··· Supplied records

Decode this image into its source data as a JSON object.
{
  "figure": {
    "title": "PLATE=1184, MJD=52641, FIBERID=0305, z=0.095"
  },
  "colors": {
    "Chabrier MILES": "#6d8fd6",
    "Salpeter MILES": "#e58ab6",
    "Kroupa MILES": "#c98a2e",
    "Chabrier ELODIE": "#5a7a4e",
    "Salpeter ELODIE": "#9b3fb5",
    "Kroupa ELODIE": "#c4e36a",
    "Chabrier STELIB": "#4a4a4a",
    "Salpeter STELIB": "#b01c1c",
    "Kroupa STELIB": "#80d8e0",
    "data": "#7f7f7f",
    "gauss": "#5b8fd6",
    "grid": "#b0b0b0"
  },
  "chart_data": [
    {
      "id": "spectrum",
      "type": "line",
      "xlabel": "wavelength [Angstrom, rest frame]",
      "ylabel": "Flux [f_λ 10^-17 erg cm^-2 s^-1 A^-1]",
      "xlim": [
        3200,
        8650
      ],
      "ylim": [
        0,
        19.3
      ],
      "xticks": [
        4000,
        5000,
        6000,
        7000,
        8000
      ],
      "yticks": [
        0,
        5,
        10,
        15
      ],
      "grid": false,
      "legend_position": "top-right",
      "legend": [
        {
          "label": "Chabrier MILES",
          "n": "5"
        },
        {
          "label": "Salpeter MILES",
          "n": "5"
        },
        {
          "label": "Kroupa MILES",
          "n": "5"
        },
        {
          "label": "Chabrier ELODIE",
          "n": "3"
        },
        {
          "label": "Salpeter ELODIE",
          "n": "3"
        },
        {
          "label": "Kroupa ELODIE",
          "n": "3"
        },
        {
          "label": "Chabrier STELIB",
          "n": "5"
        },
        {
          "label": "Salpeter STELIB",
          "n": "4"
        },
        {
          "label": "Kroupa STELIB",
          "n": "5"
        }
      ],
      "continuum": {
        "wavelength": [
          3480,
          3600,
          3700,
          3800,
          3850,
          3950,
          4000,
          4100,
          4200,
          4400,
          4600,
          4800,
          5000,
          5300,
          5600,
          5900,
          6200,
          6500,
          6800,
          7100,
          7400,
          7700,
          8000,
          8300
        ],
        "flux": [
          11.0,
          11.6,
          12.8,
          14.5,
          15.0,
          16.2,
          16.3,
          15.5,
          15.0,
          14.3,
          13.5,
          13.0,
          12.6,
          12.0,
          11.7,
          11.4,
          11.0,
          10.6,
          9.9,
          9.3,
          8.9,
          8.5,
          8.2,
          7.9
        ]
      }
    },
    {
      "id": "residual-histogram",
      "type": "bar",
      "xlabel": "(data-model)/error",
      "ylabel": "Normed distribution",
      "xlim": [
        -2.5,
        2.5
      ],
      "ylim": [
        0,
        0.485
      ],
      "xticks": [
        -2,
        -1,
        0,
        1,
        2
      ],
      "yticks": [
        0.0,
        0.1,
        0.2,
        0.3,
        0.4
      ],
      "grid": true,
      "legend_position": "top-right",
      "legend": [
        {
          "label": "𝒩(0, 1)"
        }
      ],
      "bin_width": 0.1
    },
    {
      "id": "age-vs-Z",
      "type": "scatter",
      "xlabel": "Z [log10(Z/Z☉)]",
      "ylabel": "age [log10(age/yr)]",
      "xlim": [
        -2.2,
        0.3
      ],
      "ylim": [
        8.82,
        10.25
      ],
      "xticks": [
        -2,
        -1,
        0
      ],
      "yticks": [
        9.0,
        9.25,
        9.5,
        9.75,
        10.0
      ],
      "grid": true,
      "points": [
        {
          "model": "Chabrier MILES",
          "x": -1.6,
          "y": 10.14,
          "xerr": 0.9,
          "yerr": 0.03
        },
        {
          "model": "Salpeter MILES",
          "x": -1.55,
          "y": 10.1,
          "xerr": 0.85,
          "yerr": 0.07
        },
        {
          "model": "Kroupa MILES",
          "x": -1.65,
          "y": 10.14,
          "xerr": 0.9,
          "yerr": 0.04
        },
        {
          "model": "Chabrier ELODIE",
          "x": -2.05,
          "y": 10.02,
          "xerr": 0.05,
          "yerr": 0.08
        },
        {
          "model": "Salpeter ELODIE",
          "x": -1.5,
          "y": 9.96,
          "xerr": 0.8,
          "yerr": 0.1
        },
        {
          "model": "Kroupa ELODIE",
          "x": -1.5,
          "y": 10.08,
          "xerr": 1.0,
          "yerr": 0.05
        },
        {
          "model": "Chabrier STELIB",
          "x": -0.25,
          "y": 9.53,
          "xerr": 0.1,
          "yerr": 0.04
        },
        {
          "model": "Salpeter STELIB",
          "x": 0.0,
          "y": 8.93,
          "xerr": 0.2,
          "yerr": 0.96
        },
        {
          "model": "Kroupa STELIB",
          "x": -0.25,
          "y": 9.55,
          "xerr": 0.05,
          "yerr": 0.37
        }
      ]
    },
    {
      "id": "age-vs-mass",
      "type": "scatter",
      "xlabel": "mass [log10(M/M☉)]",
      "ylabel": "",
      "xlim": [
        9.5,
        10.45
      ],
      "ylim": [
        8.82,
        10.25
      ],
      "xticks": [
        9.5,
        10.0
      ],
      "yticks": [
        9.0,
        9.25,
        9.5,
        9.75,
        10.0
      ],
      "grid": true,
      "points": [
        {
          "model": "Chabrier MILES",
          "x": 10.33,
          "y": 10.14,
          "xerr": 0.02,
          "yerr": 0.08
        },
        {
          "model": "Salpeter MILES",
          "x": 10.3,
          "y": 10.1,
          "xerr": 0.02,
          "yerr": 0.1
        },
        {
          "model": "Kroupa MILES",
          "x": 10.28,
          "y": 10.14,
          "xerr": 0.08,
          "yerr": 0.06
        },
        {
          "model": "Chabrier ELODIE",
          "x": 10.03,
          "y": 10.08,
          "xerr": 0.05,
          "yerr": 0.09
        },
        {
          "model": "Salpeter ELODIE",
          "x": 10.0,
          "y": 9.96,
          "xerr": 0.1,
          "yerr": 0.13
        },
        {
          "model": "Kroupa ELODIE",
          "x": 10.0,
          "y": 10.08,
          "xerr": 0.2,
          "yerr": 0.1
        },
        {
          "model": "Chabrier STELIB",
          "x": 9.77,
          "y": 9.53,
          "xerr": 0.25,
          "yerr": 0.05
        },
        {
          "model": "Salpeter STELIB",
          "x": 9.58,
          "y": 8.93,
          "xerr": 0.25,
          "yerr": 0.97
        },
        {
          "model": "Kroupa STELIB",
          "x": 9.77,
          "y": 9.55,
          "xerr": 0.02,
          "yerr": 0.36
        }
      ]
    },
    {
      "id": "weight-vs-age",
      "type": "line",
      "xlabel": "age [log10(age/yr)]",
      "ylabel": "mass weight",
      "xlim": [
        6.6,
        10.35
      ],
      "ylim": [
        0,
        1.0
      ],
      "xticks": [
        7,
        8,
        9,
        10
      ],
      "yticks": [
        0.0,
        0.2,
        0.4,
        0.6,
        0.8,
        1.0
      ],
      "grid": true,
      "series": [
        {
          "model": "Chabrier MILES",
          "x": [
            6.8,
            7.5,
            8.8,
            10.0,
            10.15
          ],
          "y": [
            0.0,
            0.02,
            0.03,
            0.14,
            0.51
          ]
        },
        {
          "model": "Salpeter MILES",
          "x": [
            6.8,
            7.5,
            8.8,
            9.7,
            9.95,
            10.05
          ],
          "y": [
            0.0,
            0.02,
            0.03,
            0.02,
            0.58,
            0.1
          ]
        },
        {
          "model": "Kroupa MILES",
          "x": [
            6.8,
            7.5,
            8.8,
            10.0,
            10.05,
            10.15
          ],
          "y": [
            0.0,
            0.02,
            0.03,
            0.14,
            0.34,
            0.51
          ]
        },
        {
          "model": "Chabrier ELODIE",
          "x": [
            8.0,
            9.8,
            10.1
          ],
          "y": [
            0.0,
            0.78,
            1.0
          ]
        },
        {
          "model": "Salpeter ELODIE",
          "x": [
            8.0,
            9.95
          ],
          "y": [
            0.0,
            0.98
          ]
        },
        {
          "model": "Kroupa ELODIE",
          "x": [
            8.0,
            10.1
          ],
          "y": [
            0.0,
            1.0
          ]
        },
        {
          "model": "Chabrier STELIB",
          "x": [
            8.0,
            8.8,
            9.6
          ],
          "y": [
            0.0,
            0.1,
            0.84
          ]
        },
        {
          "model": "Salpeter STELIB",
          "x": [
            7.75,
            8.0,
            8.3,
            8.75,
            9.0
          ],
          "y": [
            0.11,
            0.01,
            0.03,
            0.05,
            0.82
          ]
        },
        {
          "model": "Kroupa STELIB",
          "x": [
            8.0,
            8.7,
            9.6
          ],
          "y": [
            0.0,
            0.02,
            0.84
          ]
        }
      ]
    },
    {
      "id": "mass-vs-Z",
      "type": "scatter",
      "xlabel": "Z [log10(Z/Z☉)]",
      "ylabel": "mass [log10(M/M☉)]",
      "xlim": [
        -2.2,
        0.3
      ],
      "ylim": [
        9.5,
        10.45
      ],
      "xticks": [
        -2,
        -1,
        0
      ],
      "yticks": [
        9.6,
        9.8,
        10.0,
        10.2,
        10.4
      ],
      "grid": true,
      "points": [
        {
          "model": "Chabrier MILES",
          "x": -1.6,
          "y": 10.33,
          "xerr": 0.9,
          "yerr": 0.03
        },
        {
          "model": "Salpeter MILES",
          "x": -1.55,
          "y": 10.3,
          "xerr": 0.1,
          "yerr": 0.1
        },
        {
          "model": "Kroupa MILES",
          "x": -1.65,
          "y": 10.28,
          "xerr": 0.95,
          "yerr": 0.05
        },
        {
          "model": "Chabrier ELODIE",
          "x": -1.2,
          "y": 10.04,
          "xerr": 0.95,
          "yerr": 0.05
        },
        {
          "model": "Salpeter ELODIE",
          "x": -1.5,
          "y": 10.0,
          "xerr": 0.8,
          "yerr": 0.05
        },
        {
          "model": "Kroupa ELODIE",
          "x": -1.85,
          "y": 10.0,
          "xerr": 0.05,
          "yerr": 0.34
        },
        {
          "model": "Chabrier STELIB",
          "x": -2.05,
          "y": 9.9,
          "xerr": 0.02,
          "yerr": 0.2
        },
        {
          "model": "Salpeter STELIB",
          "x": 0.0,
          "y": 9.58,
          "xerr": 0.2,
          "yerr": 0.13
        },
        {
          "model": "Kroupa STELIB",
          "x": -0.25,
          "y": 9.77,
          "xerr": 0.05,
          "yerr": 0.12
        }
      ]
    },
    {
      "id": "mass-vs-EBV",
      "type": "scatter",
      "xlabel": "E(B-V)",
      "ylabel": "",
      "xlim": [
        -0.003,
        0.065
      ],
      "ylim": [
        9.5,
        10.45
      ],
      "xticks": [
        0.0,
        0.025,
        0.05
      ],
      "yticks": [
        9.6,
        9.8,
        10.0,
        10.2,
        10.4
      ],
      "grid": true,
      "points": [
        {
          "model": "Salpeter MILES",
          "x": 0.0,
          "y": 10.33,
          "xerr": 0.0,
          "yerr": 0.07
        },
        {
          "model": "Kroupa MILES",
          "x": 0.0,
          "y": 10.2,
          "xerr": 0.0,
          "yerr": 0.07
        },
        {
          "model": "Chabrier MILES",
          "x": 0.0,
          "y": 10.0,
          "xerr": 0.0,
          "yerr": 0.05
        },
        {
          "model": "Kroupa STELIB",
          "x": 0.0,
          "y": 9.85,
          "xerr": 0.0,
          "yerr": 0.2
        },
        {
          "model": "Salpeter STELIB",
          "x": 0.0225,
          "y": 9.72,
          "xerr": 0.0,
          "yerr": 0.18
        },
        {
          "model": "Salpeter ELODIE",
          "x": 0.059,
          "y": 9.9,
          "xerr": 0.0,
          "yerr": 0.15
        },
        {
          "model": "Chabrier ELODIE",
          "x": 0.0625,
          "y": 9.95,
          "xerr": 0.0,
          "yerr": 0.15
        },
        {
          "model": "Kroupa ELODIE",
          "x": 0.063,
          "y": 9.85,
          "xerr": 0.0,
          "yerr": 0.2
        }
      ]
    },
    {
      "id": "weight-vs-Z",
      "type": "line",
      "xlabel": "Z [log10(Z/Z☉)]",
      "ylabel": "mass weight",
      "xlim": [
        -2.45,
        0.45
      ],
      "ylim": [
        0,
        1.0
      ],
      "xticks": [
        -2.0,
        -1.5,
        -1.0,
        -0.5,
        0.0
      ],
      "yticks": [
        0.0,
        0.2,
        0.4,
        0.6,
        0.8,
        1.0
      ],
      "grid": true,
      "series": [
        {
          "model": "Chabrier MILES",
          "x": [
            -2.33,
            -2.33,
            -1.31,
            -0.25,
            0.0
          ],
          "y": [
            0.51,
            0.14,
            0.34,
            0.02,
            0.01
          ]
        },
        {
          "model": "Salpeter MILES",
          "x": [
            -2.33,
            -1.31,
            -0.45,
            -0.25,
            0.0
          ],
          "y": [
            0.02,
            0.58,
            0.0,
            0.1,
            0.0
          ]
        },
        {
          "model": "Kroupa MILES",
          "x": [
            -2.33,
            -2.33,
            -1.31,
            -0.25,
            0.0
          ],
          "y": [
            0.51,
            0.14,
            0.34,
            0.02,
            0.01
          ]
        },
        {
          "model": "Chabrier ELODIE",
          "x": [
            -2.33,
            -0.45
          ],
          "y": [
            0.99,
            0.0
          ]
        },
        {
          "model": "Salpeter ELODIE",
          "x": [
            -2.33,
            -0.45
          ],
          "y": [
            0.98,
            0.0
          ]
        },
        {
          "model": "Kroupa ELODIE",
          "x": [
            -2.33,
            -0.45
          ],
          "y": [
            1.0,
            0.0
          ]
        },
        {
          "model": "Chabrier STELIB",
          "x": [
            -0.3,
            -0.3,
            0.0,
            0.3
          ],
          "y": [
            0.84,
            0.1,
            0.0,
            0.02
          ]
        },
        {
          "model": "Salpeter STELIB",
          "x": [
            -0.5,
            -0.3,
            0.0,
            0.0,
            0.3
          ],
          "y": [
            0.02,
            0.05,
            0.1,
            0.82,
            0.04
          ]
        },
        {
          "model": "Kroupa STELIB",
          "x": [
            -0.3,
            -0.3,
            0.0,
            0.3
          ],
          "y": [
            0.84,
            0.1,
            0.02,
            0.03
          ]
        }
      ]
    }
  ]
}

······

- What is expected
Pull every line containing the word "ylabel" out of the material and copy it.

- Completed exercise
      "ylabel": "Flux [f_λ 10^-17 erg cm^-2 s^-1 A^-1]",
      "ylabel": "Normed distribution",
      "ylabel": "age [log10(age/yr)]",
      "ylabel": "",
      "ylabel": "mass weight",
      "ylabel": "mass [log10(M/M☉)]",
      "ylabel": "",
      "ylabel": "mass weight",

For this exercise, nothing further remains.